Written task ::
Your task is to reproduce exactly the lines from the line with "Enumerate this screenshot's" through the end of the records below.

Material provided ::
>> begin

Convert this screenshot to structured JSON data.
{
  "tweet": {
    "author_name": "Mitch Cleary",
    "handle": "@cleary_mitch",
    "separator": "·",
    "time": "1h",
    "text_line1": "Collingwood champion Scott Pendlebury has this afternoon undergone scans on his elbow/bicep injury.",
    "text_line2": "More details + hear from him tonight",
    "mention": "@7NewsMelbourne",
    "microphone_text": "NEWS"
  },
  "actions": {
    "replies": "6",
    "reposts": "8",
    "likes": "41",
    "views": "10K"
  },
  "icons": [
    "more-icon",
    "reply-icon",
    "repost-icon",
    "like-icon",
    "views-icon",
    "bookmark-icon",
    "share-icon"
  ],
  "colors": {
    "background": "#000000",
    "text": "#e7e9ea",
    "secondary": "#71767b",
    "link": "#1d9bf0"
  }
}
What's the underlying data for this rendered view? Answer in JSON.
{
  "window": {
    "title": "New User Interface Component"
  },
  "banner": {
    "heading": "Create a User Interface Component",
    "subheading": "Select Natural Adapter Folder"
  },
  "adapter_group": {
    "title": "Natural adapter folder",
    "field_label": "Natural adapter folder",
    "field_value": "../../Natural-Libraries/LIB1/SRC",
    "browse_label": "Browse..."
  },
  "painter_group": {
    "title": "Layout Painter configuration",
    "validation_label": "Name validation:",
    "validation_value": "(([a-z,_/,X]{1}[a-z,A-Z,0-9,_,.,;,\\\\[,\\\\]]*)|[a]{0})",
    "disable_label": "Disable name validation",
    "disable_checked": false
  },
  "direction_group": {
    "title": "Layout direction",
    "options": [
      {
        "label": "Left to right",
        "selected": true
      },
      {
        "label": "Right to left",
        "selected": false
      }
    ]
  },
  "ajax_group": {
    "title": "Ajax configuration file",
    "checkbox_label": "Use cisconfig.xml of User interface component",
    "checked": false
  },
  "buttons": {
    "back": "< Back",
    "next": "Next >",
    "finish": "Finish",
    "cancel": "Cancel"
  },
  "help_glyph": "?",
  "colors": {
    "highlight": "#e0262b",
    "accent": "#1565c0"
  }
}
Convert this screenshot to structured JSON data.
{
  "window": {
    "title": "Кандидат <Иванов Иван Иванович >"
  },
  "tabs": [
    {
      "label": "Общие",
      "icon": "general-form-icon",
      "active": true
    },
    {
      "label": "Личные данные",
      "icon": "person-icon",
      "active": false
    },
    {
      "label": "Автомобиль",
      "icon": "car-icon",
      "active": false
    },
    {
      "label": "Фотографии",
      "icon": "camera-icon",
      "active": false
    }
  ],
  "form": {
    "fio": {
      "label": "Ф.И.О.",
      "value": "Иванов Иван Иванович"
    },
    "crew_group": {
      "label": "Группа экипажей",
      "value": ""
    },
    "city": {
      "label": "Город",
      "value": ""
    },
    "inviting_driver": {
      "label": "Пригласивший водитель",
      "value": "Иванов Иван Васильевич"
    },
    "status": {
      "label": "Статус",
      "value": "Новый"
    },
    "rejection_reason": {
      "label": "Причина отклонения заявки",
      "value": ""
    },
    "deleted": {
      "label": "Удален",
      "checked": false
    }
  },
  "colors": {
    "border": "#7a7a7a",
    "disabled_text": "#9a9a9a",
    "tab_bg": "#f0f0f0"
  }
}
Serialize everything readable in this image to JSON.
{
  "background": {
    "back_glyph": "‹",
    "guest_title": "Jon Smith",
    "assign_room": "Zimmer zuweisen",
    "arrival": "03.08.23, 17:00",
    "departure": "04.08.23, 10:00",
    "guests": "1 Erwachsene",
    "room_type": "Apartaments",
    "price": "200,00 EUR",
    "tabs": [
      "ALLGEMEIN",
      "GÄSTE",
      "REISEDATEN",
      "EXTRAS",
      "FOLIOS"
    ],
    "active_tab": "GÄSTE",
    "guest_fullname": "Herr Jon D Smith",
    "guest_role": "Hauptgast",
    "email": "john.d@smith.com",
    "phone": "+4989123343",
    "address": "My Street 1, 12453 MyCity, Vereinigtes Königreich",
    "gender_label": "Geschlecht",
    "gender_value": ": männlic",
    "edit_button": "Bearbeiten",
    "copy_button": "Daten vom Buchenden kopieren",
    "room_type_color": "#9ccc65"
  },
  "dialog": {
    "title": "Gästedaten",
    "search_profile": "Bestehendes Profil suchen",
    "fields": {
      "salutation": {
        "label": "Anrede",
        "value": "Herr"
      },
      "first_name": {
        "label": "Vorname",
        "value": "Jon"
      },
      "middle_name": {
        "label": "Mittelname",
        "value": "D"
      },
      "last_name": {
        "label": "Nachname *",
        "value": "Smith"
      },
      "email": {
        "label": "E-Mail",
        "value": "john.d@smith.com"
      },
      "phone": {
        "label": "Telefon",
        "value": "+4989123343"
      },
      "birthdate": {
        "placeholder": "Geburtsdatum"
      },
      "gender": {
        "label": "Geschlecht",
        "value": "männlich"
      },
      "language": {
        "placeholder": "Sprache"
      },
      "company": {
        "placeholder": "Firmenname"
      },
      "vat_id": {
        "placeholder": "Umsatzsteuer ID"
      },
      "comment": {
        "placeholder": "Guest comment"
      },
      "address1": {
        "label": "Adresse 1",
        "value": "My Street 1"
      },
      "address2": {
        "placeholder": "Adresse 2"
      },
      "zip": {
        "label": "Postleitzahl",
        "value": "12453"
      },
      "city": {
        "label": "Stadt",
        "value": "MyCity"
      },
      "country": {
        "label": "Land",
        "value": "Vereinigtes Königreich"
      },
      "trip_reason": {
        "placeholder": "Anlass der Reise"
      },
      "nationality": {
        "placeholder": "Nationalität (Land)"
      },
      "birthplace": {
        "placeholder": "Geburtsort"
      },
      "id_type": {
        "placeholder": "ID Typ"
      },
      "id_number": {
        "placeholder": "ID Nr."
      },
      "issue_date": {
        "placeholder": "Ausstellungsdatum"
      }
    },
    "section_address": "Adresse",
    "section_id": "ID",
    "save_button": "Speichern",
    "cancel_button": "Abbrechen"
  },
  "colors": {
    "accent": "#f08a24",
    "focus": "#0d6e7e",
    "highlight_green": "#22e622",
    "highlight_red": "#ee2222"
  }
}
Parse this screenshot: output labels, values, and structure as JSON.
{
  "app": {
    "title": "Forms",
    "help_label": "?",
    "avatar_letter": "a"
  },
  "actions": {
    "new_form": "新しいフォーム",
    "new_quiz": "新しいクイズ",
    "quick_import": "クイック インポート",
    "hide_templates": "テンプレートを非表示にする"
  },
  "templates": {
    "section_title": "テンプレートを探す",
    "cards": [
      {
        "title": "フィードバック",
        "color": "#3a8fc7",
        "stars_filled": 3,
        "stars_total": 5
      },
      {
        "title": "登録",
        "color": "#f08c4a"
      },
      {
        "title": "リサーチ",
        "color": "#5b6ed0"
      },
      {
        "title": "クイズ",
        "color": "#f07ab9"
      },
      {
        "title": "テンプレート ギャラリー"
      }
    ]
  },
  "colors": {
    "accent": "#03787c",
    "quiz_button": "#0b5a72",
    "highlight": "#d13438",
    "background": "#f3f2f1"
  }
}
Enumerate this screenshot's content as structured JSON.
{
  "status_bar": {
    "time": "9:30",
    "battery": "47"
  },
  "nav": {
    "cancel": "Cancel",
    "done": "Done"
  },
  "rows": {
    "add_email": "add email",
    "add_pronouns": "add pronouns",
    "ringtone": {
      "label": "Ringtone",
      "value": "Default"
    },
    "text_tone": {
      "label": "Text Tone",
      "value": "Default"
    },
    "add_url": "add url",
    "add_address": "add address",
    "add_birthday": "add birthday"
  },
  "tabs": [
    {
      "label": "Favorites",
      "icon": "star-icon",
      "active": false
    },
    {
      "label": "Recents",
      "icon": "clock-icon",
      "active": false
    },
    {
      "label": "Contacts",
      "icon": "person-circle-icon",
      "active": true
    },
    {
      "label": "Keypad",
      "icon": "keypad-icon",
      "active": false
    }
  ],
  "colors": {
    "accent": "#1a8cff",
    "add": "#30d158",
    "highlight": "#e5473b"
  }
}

>> end

Full output ::
Enumerate this screenshot's content as structured JSON.
{
  "status_bar": {
    "time": "9:30",
    "battery": "47"
  },
  "nav": {
    "cancel": "Cancel",
    "done": "Done"
  },
  "rows": {
    "add_email": "add email",
    "add_pronouns": "add pronouns",
    "ringtone": {
      "label": "Ringtone",
      "value": "Default"
    },
    "text_tone": {
      "label": "Text Tone",
      "value": "Default"
    },
    "add_url": "add url",
    "add_address": "add address",
    "add_birthday": "add birthday"
  },
  "tabs": [
    {
      "label": "Favorites",
      "icon": "star-icon",
      "active": false
    },
    {
      "label": "Recents",
      "icon": "clock-icon",
      "active": false
    },
    {
      "label": "Contacts",
      "icon": "person-circle-icon",
      "active": true
    },
    {
      "label": "Keypad",
      "icon": "keypad-icon",
      "active": false
    }
  ],
  "colors": {
    "accent": "#1a8cff",
    "add": "#30d158",
    "highlight": "#e5473b"
  }
}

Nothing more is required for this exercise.